▶ [What you are asked to do]
Identify each line below that contains the word "this", and copy it out.

# Start of Task data

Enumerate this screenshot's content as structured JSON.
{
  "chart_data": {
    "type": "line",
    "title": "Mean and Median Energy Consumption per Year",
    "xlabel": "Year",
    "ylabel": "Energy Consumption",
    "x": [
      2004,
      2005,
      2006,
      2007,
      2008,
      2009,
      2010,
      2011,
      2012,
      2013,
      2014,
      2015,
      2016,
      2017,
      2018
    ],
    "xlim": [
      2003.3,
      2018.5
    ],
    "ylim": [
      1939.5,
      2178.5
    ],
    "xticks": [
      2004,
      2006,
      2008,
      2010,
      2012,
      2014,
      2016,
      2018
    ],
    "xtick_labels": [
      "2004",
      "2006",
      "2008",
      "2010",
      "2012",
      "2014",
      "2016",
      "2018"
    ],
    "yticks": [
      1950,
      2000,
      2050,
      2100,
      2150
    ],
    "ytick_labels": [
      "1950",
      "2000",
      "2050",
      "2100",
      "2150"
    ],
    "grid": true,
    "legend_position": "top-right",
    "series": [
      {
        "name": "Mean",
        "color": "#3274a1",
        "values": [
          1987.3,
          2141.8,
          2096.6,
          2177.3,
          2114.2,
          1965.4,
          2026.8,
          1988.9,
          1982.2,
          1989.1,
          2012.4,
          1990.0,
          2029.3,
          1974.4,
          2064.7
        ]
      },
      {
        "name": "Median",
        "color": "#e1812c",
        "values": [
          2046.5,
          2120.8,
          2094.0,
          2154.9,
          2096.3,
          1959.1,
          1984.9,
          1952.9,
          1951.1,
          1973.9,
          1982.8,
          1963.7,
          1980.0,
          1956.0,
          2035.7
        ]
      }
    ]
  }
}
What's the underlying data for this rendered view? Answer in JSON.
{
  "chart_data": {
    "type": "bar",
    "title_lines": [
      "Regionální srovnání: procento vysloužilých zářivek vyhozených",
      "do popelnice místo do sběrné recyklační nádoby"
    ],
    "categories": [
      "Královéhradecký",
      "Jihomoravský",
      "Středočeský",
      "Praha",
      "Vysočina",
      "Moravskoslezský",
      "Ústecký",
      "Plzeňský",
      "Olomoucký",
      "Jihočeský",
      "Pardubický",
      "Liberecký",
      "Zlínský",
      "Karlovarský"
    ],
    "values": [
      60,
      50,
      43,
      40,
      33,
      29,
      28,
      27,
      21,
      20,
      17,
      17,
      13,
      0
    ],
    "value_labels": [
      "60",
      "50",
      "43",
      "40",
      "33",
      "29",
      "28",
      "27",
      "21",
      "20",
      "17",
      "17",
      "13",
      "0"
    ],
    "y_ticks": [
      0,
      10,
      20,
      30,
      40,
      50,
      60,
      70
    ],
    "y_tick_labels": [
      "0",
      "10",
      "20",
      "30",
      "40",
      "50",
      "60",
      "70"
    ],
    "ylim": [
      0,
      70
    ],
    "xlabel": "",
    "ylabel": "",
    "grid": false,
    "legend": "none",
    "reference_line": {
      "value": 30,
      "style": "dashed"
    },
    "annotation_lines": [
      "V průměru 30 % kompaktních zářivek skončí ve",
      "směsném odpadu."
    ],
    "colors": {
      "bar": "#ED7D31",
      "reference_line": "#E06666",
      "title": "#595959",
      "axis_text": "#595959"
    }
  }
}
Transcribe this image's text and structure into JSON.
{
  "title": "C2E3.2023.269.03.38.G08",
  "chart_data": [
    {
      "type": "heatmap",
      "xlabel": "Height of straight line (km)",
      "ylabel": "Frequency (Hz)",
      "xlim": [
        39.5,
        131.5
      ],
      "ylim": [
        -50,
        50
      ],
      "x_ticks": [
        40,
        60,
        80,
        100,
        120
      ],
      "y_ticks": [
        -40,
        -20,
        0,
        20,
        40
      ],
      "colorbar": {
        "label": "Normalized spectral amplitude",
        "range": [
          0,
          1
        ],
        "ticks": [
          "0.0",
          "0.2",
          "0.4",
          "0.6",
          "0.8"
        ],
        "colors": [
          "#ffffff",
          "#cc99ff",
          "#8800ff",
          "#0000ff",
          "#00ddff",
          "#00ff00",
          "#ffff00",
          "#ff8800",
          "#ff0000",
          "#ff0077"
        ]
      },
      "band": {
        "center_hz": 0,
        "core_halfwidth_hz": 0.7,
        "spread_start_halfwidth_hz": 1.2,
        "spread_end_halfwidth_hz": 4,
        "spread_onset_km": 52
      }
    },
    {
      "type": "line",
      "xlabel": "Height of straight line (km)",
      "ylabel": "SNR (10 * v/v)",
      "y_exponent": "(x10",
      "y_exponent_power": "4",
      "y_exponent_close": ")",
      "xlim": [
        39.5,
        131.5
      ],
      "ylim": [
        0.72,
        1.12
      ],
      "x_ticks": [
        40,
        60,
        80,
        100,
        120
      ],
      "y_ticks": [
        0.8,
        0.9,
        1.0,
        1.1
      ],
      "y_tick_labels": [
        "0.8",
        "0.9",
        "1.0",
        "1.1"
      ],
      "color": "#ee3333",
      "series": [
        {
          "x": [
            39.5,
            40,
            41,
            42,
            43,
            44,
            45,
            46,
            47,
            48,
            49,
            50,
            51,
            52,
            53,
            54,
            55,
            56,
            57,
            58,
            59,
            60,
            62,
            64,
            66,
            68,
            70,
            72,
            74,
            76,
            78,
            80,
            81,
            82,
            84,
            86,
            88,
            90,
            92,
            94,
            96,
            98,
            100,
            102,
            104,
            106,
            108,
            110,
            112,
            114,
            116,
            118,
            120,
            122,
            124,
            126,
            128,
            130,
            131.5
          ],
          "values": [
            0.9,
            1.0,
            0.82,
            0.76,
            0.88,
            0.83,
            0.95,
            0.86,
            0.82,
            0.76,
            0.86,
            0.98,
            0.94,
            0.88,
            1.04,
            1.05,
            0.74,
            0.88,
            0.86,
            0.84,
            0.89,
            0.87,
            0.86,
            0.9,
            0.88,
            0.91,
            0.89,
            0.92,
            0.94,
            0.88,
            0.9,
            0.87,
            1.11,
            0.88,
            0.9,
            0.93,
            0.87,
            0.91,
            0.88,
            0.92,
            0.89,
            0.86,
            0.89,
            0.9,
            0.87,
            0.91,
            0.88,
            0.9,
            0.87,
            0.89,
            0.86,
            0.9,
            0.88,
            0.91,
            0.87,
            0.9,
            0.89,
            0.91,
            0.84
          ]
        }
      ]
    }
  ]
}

# End of Task data
# Start of Task data

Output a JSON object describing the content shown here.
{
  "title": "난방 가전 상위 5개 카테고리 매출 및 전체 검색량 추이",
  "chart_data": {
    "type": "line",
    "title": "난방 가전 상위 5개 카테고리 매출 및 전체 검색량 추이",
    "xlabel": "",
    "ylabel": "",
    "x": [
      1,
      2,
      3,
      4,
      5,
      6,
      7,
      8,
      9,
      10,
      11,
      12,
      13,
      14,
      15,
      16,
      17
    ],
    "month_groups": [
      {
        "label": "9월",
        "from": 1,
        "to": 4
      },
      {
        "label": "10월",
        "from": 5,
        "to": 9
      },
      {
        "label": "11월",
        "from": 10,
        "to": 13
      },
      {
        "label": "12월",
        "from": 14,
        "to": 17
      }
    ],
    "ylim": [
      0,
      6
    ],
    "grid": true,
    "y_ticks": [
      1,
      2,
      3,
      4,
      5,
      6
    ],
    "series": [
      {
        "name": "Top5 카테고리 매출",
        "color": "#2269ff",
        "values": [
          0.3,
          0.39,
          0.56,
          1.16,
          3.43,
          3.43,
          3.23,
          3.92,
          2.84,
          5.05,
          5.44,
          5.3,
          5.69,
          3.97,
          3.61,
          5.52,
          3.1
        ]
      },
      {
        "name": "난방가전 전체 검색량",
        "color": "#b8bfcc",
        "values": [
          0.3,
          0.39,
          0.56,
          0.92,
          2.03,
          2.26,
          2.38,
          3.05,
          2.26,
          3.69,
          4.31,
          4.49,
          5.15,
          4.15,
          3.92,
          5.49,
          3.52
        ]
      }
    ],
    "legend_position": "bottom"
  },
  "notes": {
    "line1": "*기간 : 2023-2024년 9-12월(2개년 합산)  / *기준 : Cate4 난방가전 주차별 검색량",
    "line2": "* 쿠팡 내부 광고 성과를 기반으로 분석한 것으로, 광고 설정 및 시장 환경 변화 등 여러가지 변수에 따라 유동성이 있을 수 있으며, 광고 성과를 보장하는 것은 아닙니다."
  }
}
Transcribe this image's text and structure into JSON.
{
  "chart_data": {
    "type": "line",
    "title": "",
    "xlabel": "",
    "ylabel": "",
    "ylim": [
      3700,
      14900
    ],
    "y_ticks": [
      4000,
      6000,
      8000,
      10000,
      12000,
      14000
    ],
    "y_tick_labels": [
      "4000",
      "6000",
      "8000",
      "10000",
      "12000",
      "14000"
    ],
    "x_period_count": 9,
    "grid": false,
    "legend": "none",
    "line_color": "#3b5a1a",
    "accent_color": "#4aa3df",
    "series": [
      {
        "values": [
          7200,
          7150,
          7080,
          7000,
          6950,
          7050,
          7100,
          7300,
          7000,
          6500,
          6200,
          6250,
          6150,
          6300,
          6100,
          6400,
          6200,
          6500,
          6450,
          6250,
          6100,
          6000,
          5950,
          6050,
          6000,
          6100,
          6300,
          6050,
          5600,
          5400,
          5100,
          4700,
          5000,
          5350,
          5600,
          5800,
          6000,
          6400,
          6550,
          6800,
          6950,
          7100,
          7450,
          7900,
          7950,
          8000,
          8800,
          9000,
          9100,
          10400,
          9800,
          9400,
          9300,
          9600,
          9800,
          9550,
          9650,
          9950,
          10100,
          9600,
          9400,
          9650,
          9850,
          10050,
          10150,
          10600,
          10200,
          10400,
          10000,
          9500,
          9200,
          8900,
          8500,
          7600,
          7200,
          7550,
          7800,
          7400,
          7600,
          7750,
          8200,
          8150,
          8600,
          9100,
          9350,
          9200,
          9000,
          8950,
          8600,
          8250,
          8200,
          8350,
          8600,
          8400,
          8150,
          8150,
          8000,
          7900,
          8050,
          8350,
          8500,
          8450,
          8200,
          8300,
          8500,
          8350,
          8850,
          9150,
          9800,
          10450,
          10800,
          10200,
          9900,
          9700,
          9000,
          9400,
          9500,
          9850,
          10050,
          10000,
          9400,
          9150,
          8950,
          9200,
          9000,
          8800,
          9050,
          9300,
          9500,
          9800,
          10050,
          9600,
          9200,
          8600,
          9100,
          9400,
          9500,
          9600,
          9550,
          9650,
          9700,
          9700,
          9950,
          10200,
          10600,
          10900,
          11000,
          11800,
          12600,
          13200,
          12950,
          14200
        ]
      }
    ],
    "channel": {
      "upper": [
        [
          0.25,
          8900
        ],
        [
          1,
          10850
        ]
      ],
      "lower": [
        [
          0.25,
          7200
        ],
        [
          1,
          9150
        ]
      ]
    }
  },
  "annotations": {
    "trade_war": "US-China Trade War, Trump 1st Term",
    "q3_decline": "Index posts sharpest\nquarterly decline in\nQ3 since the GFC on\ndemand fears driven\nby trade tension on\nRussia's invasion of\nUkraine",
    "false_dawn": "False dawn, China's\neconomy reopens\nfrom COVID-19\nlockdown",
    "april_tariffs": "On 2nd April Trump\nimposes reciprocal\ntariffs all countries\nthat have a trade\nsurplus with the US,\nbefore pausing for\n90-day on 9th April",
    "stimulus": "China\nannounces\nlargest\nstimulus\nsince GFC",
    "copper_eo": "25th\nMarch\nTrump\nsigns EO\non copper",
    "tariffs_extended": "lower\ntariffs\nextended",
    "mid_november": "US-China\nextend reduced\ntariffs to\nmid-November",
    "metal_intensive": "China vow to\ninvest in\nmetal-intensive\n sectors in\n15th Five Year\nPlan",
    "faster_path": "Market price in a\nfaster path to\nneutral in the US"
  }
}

# End of Task data

▶ [Output of the task]
Enumerate this screenshot's content as structured JSON.
What's the underlying data for this rendered view? Answer in JSON.
Transcribe this image's text and structure into JSON.
Transcribe this image's text and structure into JSON.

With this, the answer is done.